Data entries
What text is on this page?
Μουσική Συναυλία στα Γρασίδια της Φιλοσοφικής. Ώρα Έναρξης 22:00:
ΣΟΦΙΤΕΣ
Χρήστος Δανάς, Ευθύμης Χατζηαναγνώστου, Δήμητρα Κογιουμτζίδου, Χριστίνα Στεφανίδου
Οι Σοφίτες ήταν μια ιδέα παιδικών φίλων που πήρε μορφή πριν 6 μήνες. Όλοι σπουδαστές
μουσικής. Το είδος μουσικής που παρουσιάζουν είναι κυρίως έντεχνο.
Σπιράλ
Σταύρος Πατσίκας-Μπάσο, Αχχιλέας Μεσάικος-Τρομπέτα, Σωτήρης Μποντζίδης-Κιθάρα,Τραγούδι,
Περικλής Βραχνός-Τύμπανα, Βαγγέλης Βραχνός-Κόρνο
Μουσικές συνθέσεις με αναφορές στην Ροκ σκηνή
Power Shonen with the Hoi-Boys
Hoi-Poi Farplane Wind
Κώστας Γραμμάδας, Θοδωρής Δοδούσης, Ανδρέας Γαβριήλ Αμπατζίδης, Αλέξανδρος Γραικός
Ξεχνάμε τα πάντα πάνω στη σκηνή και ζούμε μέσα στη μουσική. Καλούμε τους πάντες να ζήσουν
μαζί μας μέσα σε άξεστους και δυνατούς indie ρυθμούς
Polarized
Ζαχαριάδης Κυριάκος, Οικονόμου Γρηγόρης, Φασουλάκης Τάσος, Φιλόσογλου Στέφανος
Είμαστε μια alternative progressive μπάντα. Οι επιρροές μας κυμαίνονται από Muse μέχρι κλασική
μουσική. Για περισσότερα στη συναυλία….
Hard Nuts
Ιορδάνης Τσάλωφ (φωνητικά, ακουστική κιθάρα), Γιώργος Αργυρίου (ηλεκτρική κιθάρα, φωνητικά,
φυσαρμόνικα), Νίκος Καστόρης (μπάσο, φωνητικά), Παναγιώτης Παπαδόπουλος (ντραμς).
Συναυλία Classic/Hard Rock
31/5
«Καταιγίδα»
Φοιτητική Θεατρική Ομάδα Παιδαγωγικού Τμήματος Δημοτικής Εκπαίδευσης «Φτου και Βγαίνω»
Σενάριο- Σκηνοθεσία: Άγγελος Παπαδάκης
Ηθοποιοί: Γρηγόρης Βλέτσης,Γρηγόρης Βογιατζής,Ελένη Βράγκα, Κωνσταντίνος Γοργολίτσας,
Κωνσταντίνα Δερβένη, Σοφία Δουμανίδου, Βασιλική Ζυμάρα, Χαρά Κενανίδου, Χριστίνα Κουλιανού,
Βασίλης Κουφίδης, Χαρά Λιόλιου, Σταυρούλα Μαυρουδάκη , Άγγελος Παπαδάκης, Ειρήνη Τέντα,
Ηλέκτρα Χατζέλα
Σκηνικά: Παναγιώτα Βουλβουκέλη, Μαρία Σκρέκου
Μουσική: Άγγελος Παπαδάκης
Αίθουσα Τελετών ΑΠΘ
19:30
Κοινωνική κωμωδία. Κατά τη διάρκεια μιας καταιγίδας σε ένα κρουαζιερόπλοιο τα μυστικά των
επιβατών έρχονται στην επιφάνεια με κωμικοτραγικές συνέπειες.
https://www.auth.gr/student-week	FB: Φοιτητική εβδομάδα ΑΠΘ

▶ [REQUEST]
Could you transcribe the records in full, exactly?

▶ [EXERCISE SOLUTION]
What text is on this page?
Μουσική Συναυλία στα Γρασίδια της Φιλοσοφικής. Ώρα Έναρξης 22:00:
ΣΟΦΙΤΕΣ
Χρήστος Δανάς, Ευθύμης Χατζηαναγνώστου, Δήμητρα Κογιουμτζίδου, Χριστίνα Στεφανίδου
Οι Σοφίτες ήταν μια ιδέα παιδικών φίλων που πήρε μορφή πριν 6 μήνες. Όλοι σπουδαστές
μουσικής. Το είδος μουσικής που παρουσιάζουν είναι κυρίως έντεχνο.
Σπιράλ
Σταύρος Πατσίκας-Μπάσο, Αχχιλέας Μεσάικος-Τρομπέτα, Σωτήρης Μποντζίδης-Κιθάρα,Τραγούδι,
Περικλής Βραχνός-Τύμπανα, Βαγγέλης Βραχνός-Κόρνο
Μουσικές συνθέσεις με αναφορές στην Ροκ σκηνή
Power Shonen with the Hoi-Boys
Hoi-Poi Farplane Wind
Κώστας Γραμμάδας, Θοδωρής Δοδούσης, Ανδρέας Γαβριήλ Αμπατζίδης, Αλέξανδρος Γραικός
Ξεχνάμε τα πάντα πάνω στη σκηνή και ζούμε μέσα στη μουσική. Καλούμε τους πάντες να ζήσουν
μαζί μας μέσα σε άξεστους και δυνατούς indie ρυθμούς
Polarized
Ζαχαριάδης Κυριάκος, Οικονόμου Γρηγόρης, Φασουλάκης Τάσος, Φιλόσογλου Στέφανος
Είμαστε μια alternative progressive μπάντα. Οι επιρροές μας κυμαίνονται από Muse μέχρι κλασική
μουσική. Για περισσότερα στη συναυλία….
Hard Nuts
Ιορδάνης Τσάλωφ (φωνητικά, ακουστική κιθάρα), Γιώργος Αργυρίου (ηλεκτρική κιθάρα, φωνητικά,
φυσαρμόνικα), Νίκος Καστόρης (μπάσο, φωνητικά), Παναγιώτης Παπαδόπουλος (ντραμς).
Συναυλία Classic/Hard Rock
31/5
«Καταιγίδα»
Φοιτητική Θεατρική Ομάδα Παιδαγωγικού Τμήματος Δημοτικής Εκπαίδευσης «Φτου και Βγαίνω»
Σενάριο- Σκηνοθεσία: Άγγελος Παπαδάκης
Ηθοποιοί: Γρηγόρης Βλέτσης,Γρηγόρης Βογιατζής,Ελένη Βράγκα, Κωνσταντίνος Γοργολίτσας,
Κωνσταντίνα Δερβένη, Σοφία Δουμανίδου, Βασιλική Ζυμάρα, Χαρά Κενανίδου, Χριστίνα Κουλιανού,
Βασίλης Κουφίδης, Χαρά Λιόλιου, Σταυρούλα Μαυρουδάκη , Άγγελος Παπαδάκης, Ειρήνη Τέντα,
Ηλέκτρα Χατζέλα
Σκηνικά: Παναγιώτα Βουλβουκέλη, Μαρία Σκρέκου
Μουσική: Άγγελος Παπαδάκης
Αίθουσα Τελετών ΑΠΘ
19:30
Κοινωνική κωμωδία. Κατά τη διάρκεια μιας καταιγίδας σε ένα κρουαζιερόπλοιο τα μυστικά των
επιβατών έρχονται στην επιφάνεια με κωμικοτραγικές συνέπειες.
https://www.auth.gr/student-week	FB: Φοιτητική εβδομάδα ΑΠΘ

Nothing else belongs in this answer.